Given text:
══════════

The putative CO promoter sequence (proCO; 3,576 bp) was amplified from Col-0 genomic DNA using gene-specific primers (Takada and Goto, 2003; Supplemental Data Set S1). The proCO:GUS construct was cloned into the pOCA28 binary vector and introduced into wild-type (Col-0) plants using the floral dip method (Clough and Bent, 1998). T₅ seedlings from proCO:GUS transgenic lines were treated with 50- or 100-μM MeJA for 4 h and then samples were harvested at ZT 16 for staining. The histochemical detection of GUS activity was performed as previously described (Chen et al., 2010). The primers used for cloning are listed in Supplemental Data Set S1.

══════════

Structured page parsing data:
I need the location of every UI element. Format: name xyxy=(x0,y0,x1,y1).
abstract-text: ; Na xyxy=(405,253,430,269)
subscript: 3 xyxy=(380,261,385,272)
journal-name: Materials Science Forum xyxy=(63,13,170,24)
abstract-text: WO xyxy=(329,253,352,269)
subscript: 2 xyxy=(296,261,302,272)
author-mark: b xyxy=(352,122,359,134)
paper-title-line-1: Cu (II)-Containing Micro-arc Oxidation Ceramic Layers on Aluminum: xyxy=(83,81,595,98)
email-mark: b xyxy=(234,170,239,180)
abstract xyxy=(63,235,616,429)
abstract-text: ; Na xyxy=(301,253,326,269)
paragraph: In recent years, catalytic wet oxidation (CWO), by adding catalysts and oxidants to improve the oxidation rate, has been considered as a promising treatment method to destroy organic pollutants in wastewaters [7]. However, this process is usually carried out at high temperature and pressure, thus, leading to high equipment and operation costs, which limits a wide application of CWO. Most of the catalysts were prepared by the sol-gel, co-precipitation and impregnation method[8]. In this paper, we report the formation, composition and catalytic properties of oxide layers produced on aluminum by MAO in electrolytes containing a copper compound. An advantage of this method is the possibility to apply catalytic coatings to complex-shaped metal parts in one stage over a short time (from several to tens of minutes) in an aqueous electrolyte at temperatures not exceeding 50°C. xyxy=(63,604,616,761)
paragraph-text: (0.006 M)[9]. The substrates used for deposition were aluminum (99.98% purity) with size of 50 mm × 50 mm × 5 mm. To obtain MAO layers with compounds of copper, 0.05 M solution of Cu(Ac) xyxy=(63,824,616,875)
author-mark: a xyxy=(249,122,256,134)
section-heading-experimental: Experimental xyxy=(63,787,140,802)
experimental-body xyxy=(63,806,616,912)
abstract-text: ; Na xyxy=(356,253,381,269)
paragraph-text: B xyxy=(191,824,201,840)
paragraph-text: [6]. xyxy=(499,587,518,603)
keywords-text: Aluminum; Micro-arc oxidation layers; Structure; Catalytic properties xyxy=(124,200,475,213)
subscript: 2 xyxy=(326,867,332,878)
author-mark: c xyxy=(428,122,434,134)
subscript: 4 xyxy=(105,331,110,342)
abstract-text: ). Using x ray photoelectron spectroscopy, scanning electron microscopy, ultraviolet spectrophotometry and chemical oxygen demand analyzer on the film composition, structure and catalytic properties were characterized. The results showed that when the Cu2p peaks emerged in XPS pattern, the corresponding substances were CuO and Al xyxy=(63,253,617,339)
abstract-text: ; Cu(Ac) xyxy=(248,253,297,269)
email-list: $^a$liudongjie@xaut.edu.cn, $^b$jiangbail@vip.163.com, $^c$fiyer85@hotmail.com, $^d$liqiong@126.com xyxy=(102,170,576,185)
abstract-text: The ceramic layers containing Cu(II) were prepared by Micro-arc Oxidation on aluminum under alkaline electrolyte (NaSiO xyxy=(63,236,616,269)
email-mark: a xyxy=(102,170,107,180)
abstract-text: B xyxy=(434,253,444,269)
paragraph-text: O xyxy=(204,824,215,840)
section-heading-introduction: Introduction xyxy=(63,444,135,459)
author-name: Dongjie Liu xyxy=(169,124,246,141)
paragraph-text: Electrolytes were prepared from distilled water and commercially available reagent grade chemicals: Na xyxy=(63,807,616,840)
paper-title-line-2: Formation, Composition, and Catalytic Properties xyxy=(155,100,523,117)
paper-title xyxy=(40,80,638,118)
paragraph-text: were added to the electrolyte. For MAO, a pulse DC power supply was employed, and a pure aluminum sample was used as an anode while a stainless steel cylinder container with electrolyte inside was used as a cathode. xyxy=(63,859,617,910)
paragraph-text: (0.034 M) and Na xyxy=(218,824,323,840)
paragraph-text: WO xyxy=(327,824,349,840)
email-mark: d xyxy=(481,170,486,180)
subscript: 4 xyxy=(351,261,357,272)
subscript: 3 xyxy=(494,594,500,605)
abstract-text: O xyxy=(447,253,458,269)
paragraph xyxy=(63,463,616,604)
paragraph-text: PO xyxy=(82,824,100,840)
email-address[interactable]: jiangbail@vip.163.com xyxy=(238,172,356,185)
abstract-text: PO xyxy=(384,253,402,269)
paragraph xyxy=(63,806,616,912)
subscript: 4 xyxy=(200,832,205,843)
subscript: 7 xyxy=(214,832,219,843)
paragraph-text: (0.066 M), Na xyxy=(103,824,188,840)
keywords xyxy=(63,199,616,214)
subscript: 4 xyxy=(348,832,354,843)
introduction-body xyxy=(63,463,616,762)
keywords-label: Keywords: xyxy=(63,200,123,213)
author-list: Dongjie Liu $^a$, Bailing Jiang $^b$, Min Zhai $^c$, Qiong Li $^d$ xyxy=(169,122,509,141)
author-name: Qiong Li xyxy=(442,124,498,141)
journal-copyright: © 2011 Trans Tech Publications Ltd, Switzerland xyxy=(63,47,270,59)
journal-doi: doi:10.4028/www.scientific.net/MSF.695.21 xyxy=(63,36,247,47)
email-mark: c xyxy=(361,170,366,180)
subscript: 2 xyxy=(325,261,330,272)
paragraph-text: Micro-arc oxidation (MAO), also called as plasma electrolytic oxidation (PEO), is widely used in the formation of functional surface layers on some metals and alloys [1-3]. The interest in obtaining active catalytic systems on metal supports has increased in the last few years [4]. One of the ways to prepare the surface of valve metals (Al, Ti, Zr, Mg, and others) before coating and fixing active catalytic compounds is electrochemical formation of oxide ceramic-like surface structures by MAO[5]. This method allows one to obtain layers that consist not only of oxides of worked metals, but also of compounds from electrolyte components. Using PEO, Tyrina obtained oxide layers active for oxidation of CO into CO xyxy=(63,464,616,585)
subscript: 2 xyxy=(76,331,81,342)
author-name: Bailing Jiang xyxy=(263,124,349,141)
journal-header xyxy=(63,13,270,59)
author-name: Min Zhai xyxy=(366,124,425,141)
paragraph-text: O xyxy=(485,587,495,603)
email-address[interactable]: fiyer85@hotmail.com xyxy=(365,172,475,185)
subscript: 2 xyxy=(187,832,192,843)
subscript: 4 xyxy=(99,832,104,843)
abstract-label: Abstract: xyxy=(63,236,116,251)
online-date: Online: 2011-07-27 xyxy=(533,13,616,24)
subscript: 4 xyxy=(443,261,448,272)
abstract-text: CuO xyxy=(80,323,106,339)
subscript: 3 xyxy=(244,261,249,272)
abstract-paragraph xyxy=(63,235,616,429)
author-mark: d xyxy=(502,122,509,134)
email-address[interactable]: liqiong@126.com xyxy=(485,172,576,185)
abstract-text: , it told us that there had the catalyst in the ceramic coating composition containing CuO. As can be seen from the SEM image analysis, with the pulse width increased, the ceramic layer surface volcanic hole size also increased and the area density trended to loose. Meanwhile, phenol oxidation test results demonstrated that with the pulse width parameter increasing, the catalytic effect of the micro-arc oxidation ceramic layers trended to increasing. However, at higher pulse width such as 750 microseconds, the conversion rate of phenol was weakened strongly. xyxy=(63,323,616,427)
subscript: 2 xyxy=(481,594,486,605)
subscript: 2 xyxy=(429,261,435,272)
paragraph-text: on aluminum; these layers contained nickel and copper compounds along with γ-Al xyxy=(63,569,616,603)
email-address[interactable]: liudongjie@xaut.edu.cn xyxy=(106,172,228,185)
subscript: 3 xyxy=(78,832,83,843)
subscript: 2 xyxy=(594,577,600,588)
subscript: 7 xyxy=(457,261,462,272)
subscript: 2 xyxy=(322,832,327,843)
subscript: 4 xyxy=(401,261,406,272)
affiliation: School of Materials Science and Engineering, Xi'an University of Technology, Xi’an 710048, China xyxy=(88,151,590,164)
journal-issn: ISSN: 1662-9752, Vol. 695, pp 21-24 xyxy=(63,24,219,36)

══════════

The problem: Pick up the methods passage on the proCO:GUS reporter right after its last sentence and write the next part.

Answer section:
RNA extraction and RT-qPCR

Total RNA was extracted from seedlings of the indicated age that had been treated with or without MeJA using Trizol reagent (Invitrogen) for RT-qPCR analysis, which was performed as previously described (Han et al., 2020). Briefly, 1.0-μg DNase-treated total RNA was reverse transcribed in a 20-μL reaction volume using the oligo-(dT)18 primer and Moloney murine leukemia virus reverse transcriptase (Fermentas, Hanover, MD, USA). The cDNA was diluted 1:1 prior to use. Each qPCR analysis was completed using 1.0-μL cDNA, a SYBR Premix Ex Taq kit (Takara Biotechnology), and a LightCycler 480 real-time PCR instrument (Roche) according to the manufacturer's instructions. ACTIN2 (At3g18780) was used as the internal control. The gene-specific qPCR primers are listed in Supplemental Table S1.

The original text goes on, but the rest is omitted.